■ Request ■
Below is a set of records; print all of them exactly as written.

■ Records ■

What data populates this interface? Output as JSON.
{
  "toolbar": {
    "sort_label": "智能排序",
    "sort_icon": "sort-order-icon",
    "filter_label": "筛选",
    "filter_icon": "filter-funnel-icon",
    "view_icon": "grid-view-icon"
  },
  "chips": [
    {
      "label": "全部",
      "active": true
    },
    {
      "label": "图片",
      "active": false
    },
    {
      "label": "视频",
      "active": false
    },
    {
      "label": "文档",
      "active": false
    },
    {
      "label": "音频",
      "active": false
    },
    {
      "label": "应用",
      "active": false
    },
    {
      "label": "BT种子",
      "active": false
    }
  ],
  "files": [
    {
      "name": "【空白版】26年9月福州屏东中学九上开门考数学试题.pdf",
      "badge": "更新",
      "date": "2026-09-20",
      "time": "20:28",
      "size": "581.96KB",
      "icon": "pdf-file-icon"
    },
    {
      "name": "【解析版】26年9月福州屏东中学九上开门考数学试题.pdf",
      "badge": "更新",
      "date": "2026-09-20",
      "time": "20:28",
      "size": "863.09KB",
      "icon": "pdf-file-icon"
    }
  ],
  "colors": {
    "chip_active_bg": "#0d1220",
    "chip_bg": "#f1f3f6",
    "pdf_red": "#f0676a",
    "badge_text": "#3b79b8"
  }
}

■ Reply ■
What data populates this interface? Output as JSON.
{
  "toolbar": {
    "sort_label": "智能排序",
    "sort_icon": "sort-order-icon",
    "filter_label": "筛选",
    "filter_icon": "filter-funnel-icon",
    "view_icon": "grid-view-icon"
  },
  "chips": [
    {
      "label": "全部",
      "active": true
    },
    {
      "label": "图片",
      "active": false
    },
    {
      "label": "视频",
      "active": false
    },
    {
      "label": "文档",
      "active": false
    },
    {
      "label": "音频",
      "active": false
    },
    {
      "label": "应用",
      "active": false
    },
    {
      "label": "BT种子",
      "active": false
    }
  ],
  "files": [
    {
      "name": "【空白版】26年9月福州屏东中学九上开门考数学试题.pdf",
      "badge": "更新",
      "date": "2026-09-20",
      "time": "20:28",
      "size": "581.96KB",
      "icon": "pdf-file-icon"
    },
    {
      "name": "【解析版】26年9月福州屏东中学九上开门考数学试题.pdf",
      "badge": "更新",
      "date": "2026-09-20",
      "time": "20:28",
      "size": "863.09KB",
      "icon": "pdf-file-icon"
    }
  ],
  "colors": {
    "chip_active_bg": "#0d1220",
    "chip_bg": "#f1f3f6",
    "pdf_red": "#f0676a",
    "badge_text": "#3b79b8"
  }
}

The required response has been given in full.